Goal:
Count how many lines hold the string "水磨社区". Give that number alone.

^^^^

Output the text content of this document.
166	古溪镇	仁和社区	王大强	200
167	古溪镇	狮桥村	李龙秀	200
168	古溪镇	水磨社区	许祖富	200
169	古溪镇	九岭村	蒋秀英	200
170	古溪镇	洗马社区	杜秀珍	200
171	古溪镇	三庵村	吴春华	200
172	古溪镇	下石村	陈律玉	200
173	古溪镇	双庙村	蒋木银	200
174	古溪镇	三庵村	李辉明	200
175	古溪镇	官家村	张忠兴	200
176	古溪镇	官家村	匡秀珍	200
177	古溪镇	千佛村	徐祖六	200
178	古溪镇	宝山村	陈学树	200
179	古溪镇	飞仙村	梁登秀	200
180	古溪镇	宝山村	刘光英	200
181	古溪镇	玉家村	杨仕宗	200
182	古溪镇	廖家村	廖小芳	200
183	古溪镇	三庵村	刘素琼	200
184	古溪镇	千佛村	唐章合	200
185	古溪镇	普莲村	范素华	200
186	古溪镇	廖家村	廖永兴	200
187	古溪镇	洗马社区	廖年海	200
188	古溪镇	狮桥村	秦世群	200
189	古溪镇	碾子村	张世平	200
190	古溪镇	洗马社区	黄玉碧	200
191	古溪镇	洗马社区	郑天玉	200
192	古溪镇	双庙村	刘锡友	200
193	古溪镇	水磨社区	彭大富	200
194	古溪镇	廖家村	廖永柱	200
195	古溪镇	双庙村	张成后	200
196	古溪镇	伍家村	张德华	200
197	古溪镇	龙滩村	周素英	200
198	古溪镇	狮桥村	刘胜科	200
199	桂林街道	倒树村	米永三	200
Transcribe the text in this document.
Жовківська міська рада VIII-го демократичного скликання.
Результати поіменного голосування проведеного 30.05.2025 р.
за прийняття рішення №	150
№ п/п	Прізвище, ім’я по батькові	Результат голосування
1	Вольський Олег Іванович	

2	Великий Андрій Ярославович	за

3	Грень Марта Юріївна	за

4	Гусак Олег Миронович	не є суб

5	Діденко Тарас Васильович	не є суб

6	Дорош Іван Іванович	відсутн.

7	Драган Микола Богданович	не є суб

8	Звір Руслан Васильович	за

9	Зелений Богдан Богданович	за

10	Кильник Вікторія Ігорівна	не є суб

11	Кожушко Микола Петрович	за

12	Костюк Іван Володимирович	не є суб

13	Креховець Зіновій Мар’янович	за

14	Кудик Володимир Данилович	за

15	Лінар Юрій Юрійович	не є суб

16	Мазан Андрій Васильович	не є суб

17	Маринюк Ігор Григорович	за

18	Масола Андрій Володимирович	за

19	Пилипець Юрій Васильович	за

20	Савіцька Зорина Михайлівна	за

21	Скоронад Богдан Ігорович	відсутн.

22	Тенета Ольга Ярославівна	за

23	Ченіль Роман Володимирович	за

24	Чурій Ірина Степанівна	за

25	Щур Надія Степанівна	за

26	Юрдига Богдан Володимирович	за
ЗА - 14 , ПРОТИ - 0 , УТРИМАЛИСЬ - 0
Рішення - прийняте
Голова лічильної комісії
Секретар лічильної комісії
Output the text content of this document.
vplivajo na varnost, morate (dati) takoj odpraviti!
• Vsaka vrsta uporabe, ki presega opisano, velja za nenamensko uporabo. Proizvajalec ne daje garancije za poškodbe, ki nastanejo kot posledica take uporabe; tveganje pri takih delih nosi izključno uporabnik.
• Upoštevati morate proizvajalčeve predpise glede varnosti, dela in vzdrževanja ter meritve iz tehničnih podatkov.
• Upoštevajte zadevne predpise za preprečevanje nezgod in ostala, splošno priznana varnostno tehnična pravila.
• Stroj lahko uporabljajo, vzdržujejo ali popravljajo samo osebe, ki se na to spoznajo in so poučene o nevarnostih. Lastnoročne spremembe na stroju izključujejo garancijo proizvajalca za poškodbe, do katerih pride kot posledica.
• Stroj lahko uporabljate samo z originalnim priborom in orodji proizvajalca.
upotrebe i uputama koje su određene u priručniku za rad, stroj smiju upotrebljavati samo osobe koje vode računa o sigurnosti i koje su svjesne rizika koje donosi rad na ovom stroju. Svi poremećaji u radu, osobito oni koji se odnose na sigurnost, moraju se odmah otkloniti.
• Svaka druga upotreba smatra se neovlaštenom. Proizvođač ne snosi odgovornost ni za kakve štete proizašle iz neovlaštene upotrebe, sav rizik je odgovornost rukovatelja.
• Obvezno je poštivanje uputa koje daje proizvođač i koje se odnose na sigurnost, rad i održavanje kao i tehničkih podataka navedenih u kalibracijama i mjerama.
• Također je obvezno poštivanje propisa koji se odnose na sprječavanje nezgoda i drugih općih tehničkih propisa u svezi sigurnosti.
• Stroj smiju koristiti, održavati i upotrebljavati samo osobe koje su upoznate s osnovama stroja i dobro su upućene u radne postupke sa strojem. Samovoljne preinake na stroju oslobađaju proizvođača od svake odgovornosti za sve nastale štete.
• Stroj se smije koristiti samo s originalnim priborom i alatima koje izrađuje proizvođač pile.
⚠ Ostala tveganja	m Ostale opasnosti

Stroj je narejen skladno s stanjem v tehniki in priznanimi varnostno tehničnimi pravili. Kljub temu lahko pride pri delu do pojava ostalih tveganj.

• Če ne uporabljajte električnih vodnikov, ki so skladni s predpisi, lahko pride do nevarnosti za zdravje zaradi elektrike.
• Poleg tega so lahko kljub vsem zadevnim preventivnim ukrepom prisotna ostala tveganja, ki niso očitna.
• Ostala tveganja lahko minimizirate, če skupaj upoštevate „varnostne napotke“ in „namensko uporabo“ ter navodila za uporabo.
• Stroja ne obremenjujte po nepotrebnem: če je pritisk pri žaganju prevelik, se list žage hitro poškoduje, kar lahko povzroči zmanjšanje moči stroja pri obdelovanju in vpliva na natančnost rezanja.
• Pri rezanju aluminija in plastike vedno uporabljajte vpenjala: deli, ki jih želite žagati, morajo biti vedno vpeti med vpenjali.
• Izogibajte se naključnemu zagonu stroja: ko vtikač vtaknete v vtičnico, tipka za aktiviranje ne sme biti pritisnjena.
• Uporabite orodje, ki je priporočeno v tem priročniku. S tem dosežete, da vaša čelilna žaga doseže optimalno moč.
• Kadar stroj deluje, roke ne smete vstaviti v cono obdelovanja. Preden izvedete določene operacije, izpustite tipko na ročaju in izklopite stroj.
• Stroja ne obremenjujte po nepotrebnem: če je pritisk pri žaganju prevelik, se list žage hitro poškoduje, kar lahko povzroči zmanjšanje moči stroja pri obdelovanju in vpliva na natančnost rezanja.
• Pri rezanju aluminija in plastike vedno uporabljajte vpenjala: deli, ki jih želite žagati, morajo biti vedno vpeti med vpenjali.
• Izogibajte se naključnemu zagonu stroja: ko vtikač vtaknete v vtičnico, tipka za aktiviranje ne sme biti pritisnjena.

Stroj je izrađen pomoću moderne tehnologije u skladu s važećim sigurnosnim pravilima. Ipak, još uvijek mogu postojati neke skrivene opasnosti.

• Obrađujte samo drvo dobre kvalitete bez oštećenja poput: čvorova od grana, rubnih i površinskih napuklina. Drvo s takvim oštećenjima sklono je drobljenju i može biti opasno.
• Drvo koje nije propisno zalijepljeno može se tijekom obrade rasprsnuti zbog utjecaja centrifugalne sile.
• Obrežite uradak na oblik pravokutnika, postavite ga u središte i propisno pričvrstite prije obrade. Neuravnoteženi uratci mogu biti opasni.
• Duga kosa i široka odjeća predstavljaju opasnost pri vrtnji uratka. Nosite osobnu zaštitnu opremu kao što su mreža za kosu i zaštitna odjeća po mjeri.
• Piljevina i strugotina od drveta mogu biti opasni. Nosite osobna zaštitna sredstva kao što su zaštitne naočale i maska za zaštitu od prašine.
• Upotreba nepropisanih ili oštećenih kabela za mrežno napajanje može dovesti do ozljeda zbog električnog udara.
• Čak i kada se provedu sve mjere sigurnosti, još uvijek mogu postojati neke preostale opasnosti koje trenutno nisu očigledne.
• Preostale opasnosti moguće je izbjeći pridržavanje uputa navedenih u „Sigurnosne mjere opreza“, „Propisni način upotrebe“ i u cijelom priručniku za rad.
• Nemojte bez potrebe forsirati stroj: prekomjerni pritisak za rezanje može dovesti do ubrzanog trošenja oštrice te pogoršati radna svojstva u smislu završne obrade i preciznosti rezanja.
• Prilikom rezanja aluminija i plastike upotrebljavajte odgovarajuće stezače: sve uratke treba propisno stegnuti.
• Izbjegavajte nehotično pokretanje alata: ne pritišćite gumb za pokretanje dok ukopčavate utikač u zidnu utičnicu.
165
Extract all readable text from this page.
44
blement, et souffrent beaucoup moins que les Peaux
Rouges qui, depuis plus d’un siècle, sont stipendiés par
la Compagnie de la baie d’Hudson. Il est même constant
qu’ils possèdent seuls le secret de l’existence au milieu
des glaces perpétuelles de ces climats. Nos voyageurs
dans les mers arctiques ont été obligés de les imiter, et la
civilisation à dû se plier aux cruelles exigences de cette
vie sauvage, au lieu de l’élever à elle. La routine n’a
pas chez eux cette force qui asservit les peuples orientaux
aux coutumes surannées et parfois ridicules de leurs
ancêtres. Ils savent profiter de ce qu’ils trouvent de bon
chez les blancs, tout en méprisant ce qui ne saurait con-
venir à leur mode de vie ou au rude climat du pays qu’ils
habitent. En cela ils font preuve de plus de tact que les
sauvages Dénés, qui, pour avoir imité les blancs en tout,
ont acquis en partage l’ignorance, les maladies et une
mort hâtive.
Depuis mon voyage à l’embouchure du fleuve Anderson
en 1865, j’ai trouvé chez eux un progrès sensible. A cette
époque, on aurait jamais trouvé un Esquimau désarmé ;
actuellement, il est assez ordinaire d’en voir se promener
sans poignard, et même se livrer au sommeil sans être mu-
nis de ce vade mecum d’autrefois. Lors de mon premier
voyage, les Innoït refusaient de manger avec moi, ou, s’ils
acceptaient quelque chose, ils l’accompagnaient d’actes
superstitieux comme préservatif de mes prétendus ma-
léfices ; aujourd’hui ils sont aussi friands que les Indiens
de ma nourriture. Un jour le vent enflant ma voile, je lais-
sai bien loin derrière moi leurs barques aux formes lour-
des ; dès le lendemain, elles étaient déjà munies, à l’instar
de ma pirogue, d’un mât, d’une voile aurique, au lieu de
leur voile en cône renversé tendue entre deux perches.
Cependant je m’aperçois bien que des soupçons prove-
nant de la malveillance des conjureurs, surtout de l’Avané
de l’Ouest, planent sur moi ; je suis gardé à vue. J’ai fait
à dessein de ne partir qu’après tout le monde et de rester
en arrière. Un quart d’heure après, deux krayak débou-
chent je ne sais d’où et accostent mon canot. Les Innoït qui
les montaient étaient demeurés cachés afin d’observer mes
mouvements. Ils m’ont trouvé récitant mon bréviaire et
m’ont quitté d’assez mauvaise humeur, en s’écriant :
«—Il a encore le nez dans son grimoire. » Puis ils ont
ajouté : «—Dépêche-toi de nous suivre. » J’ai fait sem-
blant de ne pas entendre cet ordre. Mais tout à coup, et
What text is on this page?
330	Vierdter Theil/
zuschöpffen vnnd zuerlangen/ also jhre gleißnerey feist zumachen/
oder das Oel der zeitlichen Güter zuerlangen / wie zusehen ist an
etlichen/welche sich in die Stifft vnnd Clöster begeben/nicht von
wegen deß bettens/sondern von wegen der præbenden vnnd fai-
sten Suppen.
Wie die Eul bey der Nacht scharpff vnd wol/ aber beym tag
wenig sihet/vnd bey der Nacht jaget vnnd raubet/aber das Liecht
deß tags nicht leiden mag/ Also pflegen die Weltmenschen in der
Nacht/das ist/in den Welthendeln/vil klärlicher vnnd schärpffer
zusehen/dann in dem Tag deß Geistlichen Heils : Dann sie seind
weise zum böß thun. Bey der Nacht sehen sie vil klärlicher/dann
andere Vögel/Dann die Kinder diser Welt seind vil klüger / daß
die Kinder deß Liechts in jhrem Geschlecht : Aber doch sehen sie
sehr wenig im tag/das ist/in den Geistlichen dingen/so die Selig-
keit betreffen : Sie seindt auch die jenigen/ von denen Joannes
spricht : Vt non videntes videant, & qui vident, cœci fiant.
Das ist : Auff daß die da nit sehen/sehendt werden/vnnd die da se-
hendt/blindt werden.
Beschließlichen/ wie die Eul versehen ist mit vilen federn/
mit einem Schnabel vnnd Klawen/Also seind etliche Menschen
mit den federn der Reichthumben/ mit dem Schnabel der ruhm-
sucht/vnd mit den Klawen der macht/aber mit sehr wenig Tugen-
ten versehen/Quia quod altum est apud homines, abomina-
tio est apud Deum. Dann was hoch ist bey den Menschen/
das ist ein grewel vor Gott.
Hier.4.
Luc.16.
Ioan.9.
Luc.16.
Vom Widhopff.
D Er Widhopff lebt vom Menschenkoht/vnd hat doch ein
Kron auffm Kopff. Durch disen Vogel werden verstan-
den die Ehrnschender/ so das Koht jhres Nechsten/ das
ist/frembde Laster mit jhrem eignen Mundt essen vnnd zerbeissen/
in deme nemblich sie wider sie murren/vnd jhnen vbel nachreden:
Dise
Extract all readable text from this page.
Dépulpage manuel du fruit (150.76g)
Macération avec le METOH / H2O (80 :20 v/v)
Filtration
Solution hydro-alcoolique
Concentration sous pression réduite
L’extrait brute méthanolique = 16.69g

^^^^

Solution to this problem:
2